**Directions:**
In the data that follows, how many lines include the string "JSON"? Answer with the number alone.

[[ Exercise data open ]]

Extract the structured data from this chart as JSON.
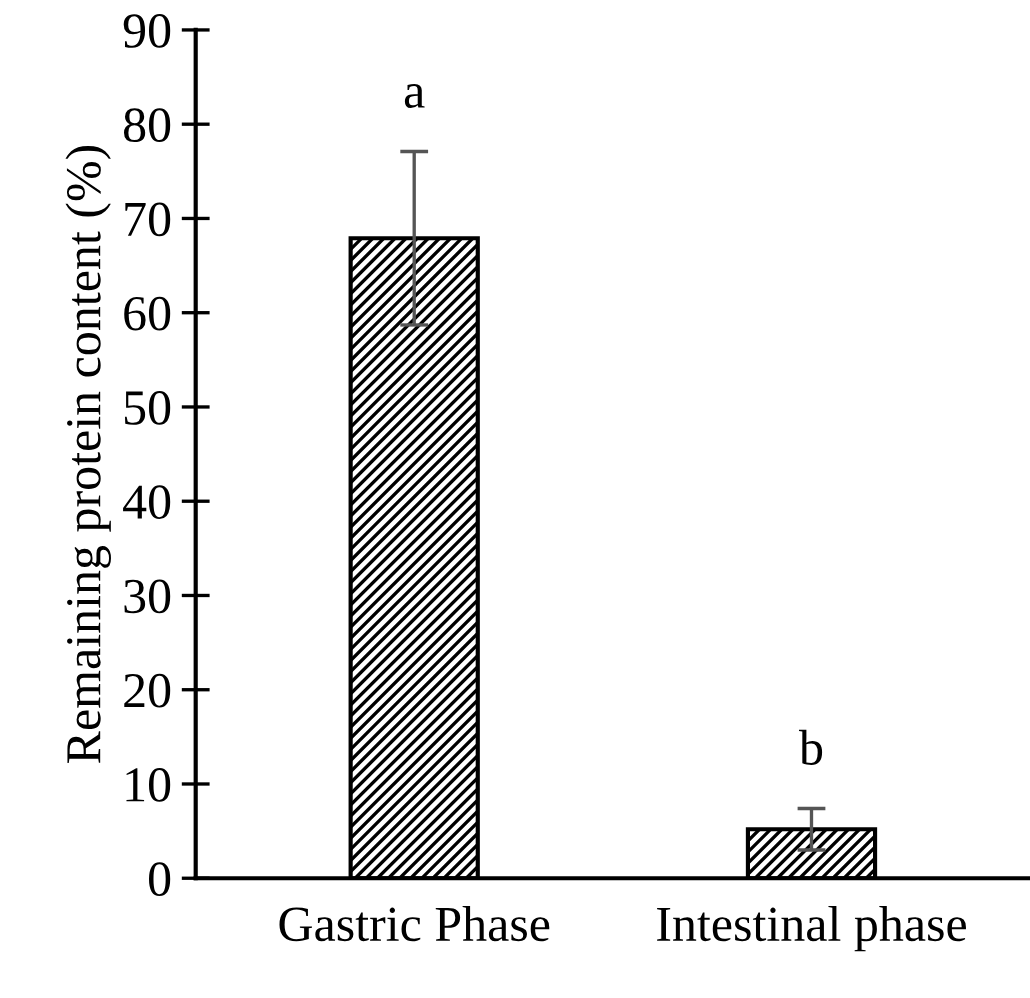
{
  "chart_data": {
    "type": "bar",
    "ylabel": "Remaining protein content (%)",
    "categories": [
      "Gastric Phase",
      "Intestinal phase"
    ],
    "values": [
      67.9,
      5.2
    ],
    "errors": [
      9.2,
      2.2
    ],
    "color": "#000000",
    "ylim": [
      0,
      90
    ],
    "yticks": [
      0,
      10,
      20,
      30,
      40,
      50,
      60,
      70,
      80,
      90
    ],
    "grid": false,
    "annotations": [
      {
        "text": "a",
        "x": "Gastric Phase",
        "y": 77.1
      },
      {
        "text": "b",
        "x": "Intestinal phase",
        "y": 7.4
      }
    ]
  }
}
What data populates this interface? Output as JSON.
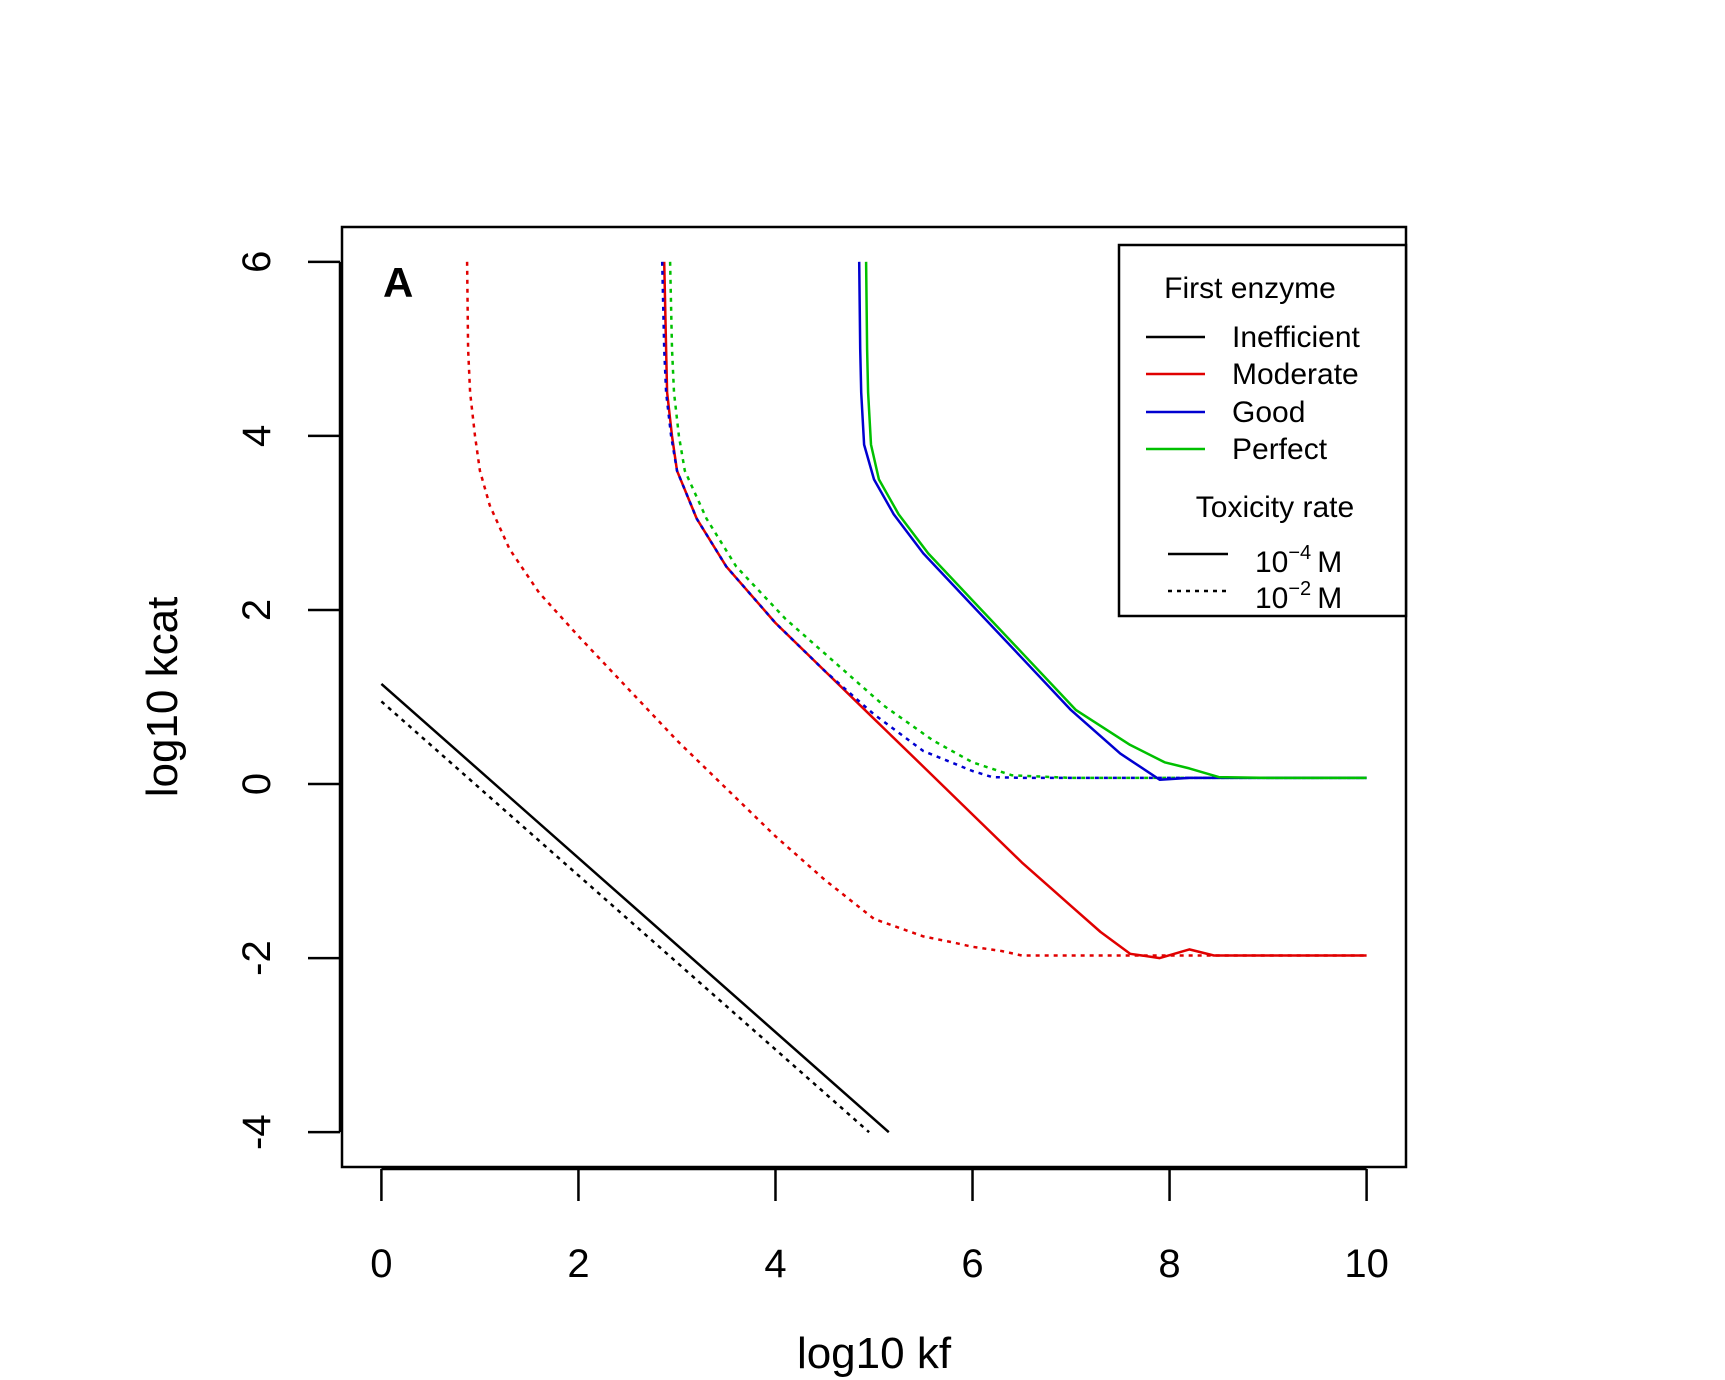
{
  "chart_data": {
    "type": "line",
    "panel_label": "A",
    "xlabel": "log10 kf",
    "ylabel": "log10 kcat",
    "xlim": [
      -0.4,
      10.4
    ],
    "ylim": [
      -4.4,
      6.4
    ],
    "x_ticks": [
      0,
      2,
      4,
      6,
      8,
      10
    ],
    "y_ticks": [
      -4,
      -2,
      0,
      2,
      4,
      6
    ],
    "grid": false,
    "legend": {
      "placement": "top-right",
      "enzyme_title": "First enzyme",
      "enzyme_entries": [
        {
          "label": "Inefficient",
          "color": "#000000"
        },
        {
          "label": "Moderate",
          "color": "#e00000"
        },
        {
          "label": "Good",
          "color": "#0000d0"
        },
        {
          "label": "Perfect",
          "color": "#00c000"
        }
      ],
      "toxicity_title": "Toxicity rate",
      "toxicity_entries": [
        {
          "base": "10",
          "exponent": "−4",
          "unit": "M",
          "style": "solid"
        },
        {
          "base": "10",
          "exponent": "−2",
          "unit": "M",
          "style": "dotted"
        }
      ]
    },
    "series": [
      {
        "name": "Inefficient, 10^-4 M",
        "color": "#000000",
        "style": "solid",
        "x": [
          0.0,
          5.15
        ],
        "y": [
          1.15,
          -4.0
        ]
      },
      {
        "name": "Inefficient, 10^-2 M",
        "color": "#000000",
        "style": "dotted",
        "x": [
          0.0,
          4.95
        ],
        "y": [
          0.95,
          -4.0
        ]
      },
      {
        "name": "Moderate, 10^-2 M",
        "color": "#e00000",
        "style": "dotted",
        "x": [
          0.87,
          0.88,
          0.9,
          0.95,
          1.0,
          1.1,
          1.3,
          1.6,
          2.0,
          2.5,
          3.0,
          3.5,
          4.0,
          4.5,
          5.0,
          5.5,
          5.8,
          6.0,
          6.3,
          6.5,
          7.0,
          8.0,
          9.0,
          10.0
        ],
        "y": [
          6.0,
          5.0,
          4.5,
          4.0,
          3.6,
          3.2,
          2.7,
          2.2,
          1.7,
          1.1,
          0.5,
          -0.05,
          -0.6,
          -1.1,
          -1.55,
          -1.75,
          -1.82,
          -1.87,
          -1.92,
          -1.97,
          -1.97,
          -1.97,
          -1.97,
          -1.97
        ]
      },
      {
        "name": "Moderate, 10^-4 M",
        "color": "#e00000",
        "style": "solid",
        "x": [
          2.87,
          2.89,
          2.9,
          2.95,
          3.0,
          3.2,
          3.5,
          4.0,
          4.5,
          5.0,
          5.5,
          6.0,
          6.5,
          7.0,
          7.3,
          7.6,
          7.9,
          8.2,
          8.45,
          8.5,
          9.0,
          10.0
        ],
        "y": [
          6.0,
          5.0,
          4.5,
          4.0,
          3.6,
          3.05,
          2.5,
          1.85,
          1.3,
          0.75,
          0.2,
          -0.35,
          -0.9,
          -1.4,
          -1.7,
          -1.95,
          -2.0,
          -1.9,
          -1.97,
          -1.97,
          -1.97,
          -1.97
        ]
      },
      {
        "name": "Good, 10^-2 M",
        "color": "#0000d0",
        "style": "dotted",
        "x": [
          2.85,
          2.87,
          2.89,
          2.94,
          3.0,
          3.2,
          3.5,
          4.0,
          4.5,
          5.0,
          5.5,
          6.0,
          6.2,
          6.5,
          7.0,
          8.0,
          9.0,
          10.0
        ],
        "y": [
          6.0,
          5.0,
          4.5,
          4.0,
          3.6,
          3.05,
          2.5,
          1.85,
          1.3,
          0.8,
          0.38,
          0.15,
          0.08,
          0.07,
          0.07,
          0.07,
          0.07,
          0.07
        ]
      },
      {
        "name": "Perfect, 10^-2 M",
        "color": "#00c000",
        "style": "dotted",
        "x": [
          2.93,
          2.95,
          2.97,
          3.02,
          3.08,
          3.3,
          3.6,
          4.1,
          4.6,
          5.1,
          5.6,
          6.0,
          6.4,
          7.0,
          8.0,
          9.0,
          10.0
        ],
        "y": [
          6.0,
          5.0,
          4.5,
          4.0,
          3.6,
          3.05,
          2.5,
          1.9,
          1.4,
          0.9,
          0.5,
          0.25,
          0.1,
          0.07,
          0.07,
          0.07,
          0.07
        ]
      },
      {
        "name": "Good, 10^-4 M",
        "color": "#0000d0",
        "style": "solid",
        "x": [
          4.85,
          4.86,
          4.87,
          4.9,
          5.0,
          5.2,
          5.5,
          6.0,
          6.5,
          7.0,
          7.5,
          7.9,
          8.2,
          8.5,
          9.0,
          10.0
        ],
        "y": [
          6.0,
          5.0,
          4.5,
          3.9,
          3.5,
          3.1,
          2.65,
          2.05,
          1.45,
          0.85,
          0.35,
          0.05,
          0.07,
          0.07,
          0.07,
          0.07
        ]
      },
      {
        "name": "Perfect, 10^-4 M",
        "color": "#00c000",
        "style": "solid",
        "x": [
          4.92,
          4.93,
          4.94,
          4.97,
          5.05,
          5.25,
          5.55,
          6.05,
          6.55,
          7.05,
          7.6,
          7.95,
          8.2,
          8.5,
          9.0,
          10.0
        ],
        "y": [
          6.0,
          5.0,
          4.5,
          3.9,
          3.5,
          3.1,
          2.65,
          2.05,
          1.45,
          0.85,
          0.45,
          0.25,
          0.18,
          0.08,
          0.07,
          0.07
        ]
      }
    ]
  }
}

[[ Exercise data closed ]]

**Answer for this exercise:**
2